▸ **Short task**
Copy the lines below as they are; omit the images they contain.

▸ **Records for this exercise**
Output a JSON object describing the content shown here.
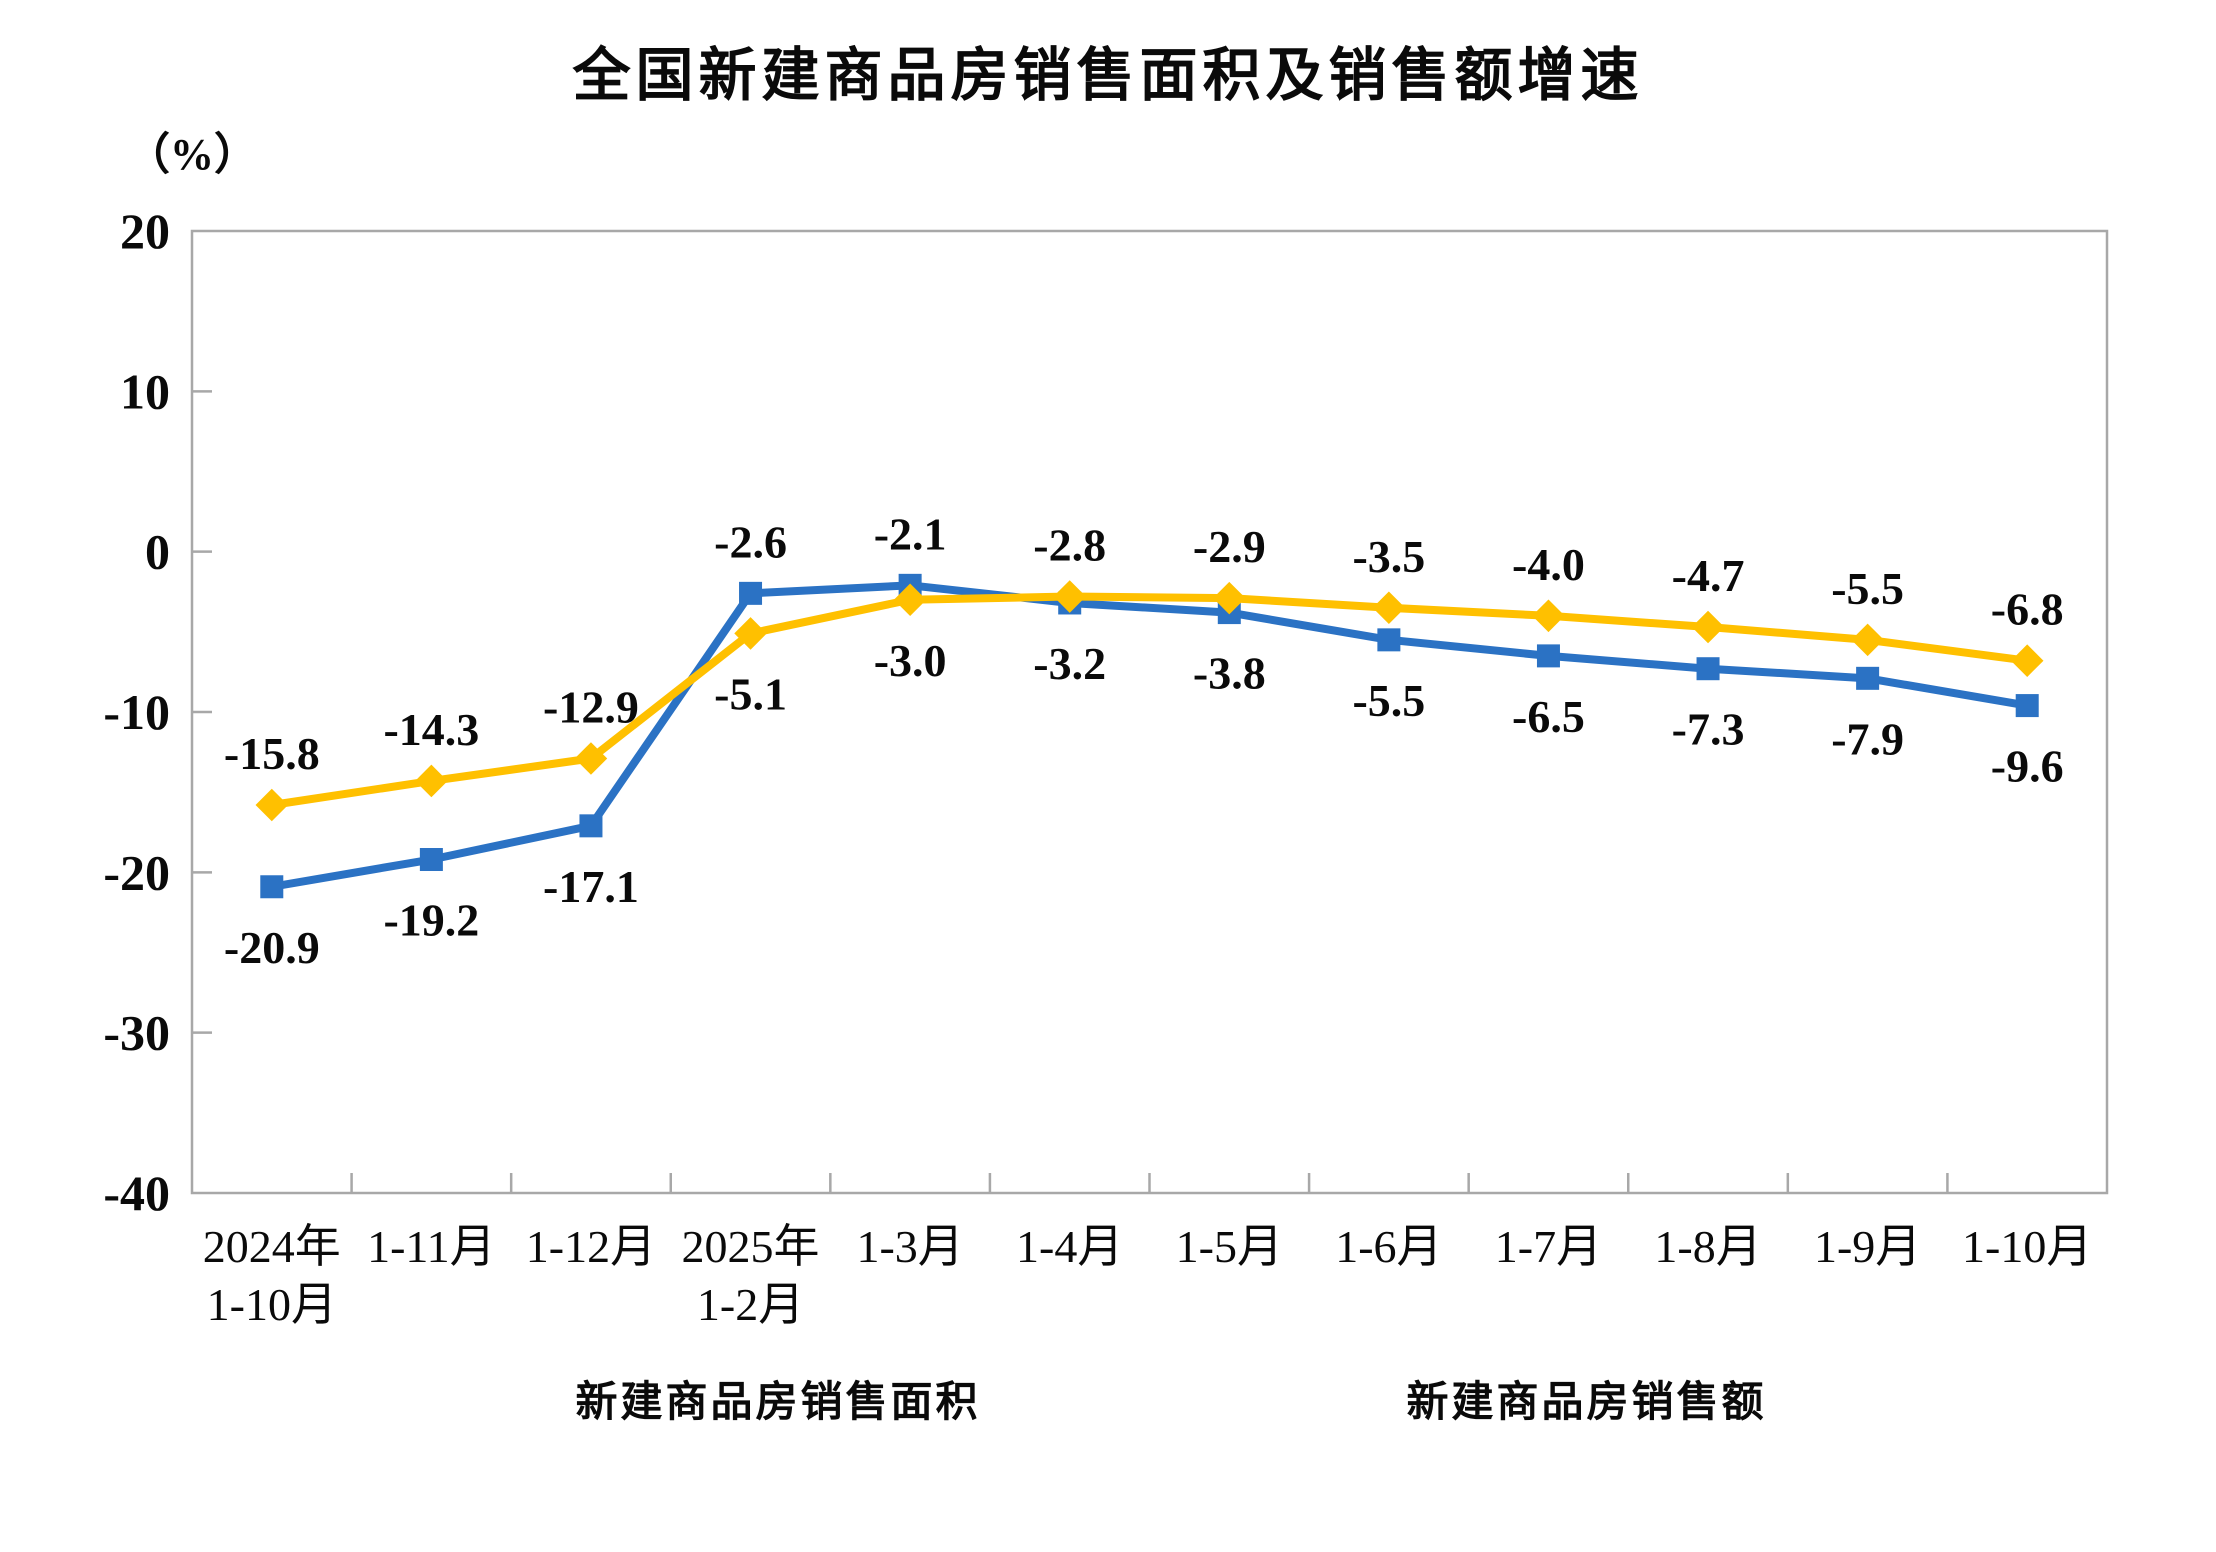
{
  "title": "全国新建商品房销售面积及销售额增速",
  "y_axis_unit_label": "（%）",
  "colors": {
    "sales_area_line": "#FFC000",
    "sales_value_line": "#2B72C4",
    "axis": "#A8A8A8",
    "label_text": "#0a0a0a"
  },
  "chart_data": {
    "type": "line",
    "title": "全国新建商品房销售面积及销售额增速",
    "xlabel": "",
    "ylabel": "（%）",
    "ylim": [
      -40,
      20
    ],
    "y_ticks": [
      20,
      10,
      0,
      -10,
      -20,
      -30,
      -40
    ],
    "grid": false,
    "legend_position": "bottom",
    "categories": [
      "2024年1-10月",
      "1-11月",
      "1-12月",
      "2025年1-2月",
      "1-3月",
      "1-4月",
      "1-5月",
      "1-6月",
      "1-7月",
      "1-8月",
      "1-9月",
      "1-10月"
    ],
    "category_lines": [
      [
        "2024年",
        "1-10月"
      ],
      [
        "1-11月",
        ""
      ],
      [
        "1-12月",
        ""
      ],
      [
        "2025年",
        "1-2月"
      ],
      [
        "1-3月",
        ""
      ],
      [
        "1-4月",
        ""
      ],
      [
        "1-5月",
        ""
      ],
      [
        "1-6月",
        ""
      ],
      [
        "1-7月",
        ""
      ],
      [
        "1-8月",
        ""
      ],
      [
        "1-9月",
        ""
      ],
      [
        "1-10月",
        ""
      ]
    ],
    "series": [
      {
        "name": "新建商品房销售面积",
        "marker": "diamond",
        "color": "#FFC000",
        "values": [
          -15.8,
          -14.3,
          -12.9,
          -5.1,
          -3.0,
          -2.8,
          -2.9,
          -3.5,
          -4.0,
          -4.7,
          -5.5,
          -6.8
        ]
      },
      {
        "name": "新建商品房销售额",
        "marker": "square",
        "color": "#2B72C4",
        "values": [
          -20.9,
          -19.2,
          -17.1,
          -2.6,
          -2.1,
          -3.2,
          -3.8,
          -5.5,
          -6.5,
          -7.3,
          -7.9,
          -9.6
        ]
      }
    ]
  }
}
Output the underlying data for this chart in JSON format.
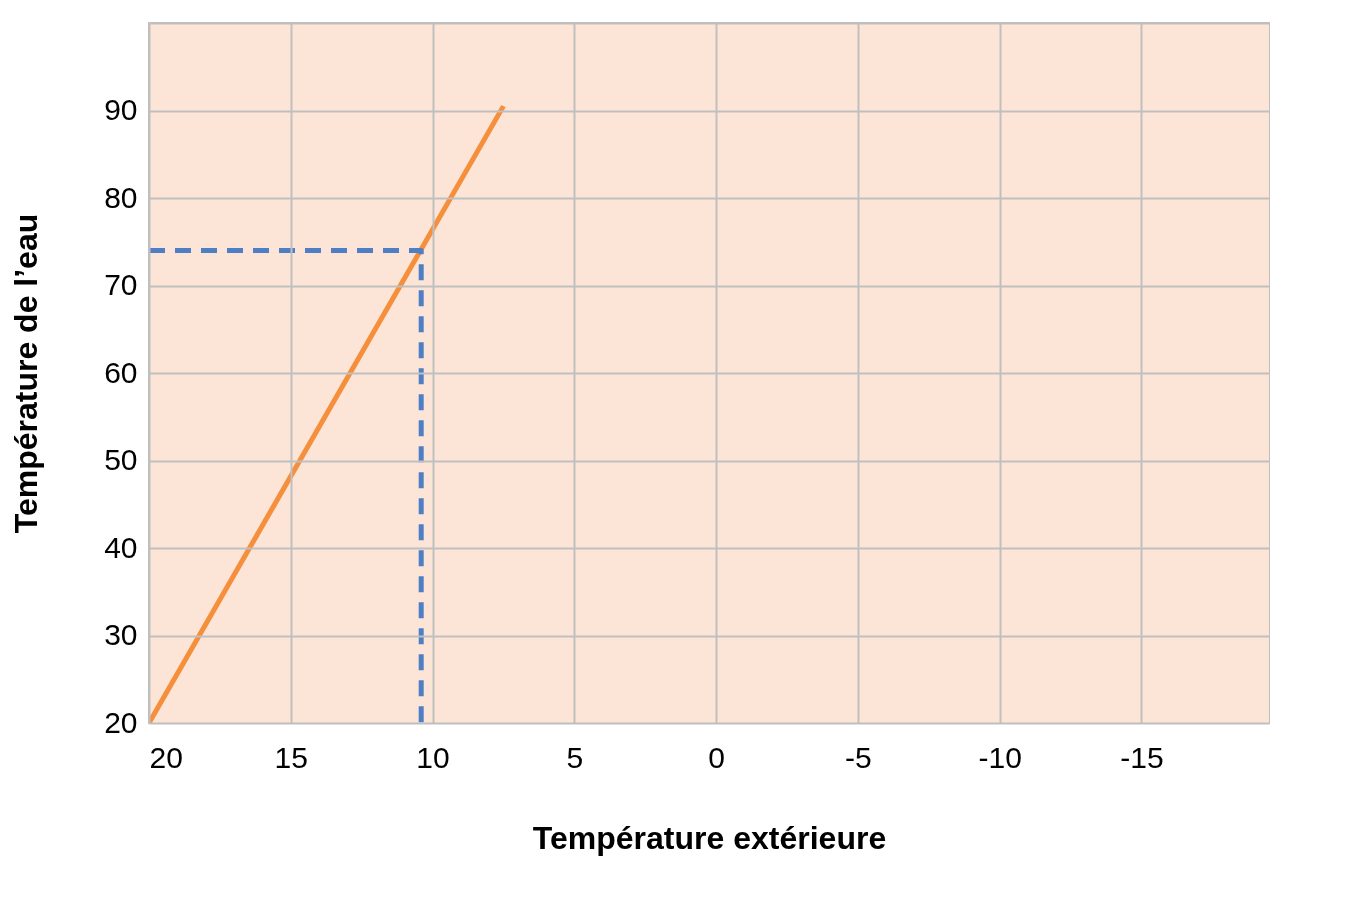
{
  "chart_data": {
    "type": "line",
    "xlabel": "Température extérieure",
    "ylabel": "Température de l’eau",
    "xlim": [
      20,
      -19.5
    ],
    "xticks": [
      20,
      15,
      10,
      5,
      0,
      -5,
      -10,
      -15
    ],
    "ylim": [
      20,
      100
    ],
    "yticks": [
      20,
      30,
      40,
      50,
      60,
      70,
      80,
      90,
      {
        "value": 100,
        "label": null
      }
    ],
    "grid": true,
    "marker": "none",
    "bands": [
      {
        "axis": "x",
        "from": 20,
        "to": -19.5,
        "color": "#fce4d6"
      }
    ],
    "series": [
      {
        "color": "#f58f3b",
        "x": [
          20,
          7.5
        ],
        "values": [
          20,
          90.5
        ]
      },
      {
        "color": "#4e7fc4",
        "x": [
          20,
          10.4,
          10.4
        ],
        "values": [
          74,
          74,
          20
        ],
        "line_style": "dashed"
      }
    ]
  }
}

▸ **Written answer**
Output a JSON object describing the content shown here.
{
  "title": "全国新建商品房销售面积及销售额增速",
  "y_axis_unit_label": "（%）",
  "colors": {
    "sales_area_line": "#FFC000",
    "sales_value_line": "#2B72C4",
    "axis": "#A8A8A8",
    "label_text": "#0a0a0a"
  },
  "chart_data": {
    "type": "line",
    "title": "全国新建商品房销售面积及销售额增速",
    "xlabel": "",
    "ylabel": "（%）",
    "ylim": [
      -40,
      20
    ],
    "y_ticks": [
      20,
      10,
      0,
      -10,
      -20,
      -30,
      -40
    ],
    "grid": false,
    "legend_position": "bottom",
    "categories": [
      "2024年1-10月",
      "1-11月",
      "1-12月",
      "2025年1-2月",
      "1-3月",
      "1-4月",
      "1-5月",
      "1-6月",
      "1-7月",
      "1-8月",
      "1-9月",
      "1-10月"
    ],
    "category_lines": [
      [
        "2024年",
        "1-10月"
      ],
      [
        "1-11月",
        ""
      ],
      [
        "1-12月",
        ""
      ],
      [
        "2025年",
        "1-2月"
      ],
      [
        "1-3月",
        ""
      ],
      [
        "1-4月",
        ""
      ],
      [
        "1-5月",
        ""
      ],
      [
        "1-6月",
        ""
      ],
      [
        "1-7月",
        ""
      ],
      [
        "1-8月",
        ""
      ],
      [
        "1-9月",
        ""
      ],
      [
        "1-10月",
        ""
      ]
    ],
    "series": [
      {
        "name": "新建商品房销售面积",
        "marker": "diamond",
        "color": "#FFC000",
        "values": [
          -15.8,
          -14.3,
          -12.9,
          -5.1,
          -3.0,
          -2.8,
          -2.9,
          -3.5,
          -4.0,
          -4.7,
          -5.5,
          -6.8
        ]
      },
      {
        "name": "新建商品房销售额",
        "marker": "square",
        "color": "#2B72C4",
        "values": [
          -20.9,
          -19.2,
          -17.1,
          -2.6,
          -2.1,
          -3.2,
          -3.8,
          -5.5,
          -6.5,
          -7.3,
          -7.9,
          -9.6
        ]
      }
    ]
  }
}
Output the underlying data for this chart in JSON format.
{
  "chart_data": {
    "type": "line",
    "xlabel": "Température extérieure",
    "ylabel": "Température de l’eau",
    "xlim": [
      20,
      -19.5
    ],
    "xticks": [
      20,
      15,
      10,
      5,
      0,
      -5,
      -10,
      -15
    ],
    "ylim": [
      20,
      100
    ],
    "yticks": [
      20,
      30,
      40,
      50,
      60,
      70,
      80,
      90,
      {
        "value": 100,
        "label": null
      }
    ],
    "grid": true,
    "marker": "none",
    "bands": [
      {
        "axis": "x",
        "from": 20,
        "to": -19.5,
        "color": "#fce4d6"
      }
    ],
    "series": [
      {
        "color": "#f58f3b",
        "x": [
          20,
          7.5
        ],
        "values": [
          20,
          90.5
        ]
      },
      {
        "color": "#4e7fc4",
        "x": [
          20,
          10.4,
          10.4
        ],
        "values": [
          74,
          74,
          20
        ],
        "line_style": "dashed"
      }
    ]
  }
}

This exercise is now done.